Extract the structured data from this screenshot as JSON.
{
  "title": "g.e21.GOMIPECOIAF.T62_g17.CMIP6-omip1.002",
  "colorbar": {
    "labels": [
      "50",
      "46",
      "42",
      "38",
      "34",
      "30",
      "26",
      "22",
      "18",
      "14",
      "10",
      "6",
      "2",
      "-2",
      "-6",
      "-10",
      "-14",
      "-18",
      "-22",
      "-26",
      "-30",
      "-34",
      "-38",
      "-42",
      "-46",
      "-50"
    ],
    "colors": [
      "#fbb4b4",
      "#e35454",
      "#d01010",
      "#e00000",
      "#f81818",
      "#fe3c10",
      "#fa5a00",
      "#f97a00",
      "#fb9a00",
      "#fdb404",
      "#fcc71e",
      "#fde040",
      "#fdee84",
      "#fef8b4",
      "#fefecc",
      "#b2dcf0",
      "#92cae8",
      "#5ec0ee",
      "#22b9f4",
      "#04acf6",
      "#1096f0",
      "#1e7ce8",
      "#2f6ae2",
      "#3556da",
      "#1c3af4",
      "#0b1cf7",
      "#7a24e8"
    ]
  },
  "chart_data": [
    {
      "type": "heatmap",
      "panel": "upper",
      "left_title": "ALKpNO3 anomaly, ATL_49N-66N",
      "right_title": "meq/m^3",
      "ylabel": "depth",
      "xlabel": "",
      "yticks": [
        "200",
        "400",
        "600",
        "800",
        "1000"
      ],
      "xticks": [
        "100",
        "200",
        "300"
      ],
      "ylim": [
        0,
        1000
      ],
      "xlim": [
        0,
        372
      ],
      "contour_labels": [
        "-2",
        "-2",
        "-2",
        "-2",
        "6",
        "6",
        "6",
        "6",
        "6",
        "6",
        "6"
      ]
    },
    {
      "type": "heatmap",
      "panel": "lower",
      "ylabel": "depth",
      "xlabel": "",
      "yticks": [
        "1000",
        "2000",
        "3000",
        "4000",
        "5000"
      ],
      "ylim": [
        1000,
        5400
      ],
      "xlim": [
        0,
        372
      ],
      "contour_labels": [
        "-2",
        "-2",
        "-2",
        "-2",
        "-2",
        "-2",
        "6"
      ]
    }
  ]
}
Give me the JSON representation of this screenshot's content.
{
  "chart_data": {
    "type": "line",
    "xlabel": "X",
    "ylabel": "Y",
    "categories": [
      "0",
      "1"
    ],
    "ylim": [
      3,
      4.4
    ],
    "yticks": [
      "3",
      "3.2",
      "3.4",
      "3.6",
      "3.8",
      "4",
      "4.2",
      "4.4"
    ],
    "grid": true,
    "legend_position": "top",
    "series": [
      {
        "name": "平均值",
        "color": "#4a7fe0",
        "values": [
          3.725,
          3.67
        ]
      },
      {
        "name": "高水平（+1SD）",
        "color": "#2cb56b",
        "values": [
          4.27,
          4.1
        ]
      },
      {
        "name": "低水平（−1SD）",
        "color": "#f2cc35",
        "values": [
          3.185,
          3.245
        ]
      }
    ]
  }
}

#####

- [Stated task] Every line above should be retyped exactly as given.

- [Exercise response]
Extract the structured data from this screenshot as JSON.
{
  "title": "g.e21.GOMIPECOIAF.T62_g17.CMIP6-omip1.002",
  "colorbar": {
    "labels": [
      "50",
      "46",
      "42",
      "38",
      "34",
      "30",
      "26",
      "22",
      "18",
      "14",
      "10",
      "6",
      "2",
      "-2",
      "-6",
      "-10",
      "-14",
      "-18",
      "-22",
      "-26",
      "-30",
      "-34",
      "-38",
      "-42",
      "-46",
      "-50"
    ],
    "colors": [
      "#fbb4b4",
      "#e35454",
      "#d01010",
      "#e00000",
      "#f81818",
      "#fe3c10",
      "#fa5a00",
      "#f97a00",
      "#fb9a00",
      "#fdb404",
      "#fcc71e",
      "#fde040",
      "#fdee84",
      "#fef8b4",
      "#fefecc",
      "#b2dcf0",
      "#92cae8",
      "#5ec0ee",
      "#22b9f4",
      "#04acf6",
      "#1096f0",
      "#1e7ce8",
      "#2f6ae2",
      "#3556da",
      "#1c3af4",
      "#0b1cf7",
      "#7a24e8"
    ]
  },
  "chart_data": [
    {
      "type": "heatmap",
      "panel": "upper",
      "left_title": "ALKpNO3 anomaly, ATL_49N-66N",
      "right_title": "meq/m^3",
      "ylabel": "depth",
      "xlabel": "",
      "yticks": [
        "200",
        "400",
        "600",
        "800",
        "1000"
      ],
      "xticks": [
        "100",
        "200",
        "300"
      ],
      "ylim": [
        0,
        1000
      ],
      "xlim": [
        0,
        372
      ],
      "contour_labels": [
        "-2",
        "-2",
        "-2",
        "-2",
        "6",
        "6",
        "6",
        "6",
        "6",
        "6",
        "6"
      ]
    },
    {
      "type": "heatmap",
      "panel": "lower",
      "ylabel": "depth",
      "xlabel": "",
      "yticks": [
        "1000",
        "2000",
        "3000",
        "4000",
        "5000"
      ],
      "ylim": [
        1000,
        5400
      ],
      "xlim": [
        0,
        372
      ],
      "contour_labels": [
        "-2",
        "-2",
        "-2",
        "-2",
        "-2",
        "-2",
        "6"
      ]
    }
  ]
}
Give me the JSON representation of this screenshot's content.
{
  "chart_data": {
    "type": "line",
    "xlabel": "X",
    "ylabel": "Y",
    "categories": [
      "0",
      "1"
    ],
    "ylim": [
      3,
      4.4
    ],
    "yticks": [
      "3",
      "3.2",
      "3.4",
      "3.6",
      "3.8",
      "4",
      "4.2",
      "4.4"
    ],
    "grid": true,
    "legend_position": "top",
    "series": [
      {
        "name": "平均值",
        "color": "#4a7fe0",
        "values": [
          3.725,
          3.67
        ]
      },
      {
        "name": "高水平（+1SD）",
        "color": "#2cb56b",
        "values": [
          4.27,
          4.1
        ]
      },
      {
        "name": "低水平（−1SD）",
        "color": "#f2cc35",
        "values": [
          3.185,
          3.245
        ]
      }
    ]
  }
}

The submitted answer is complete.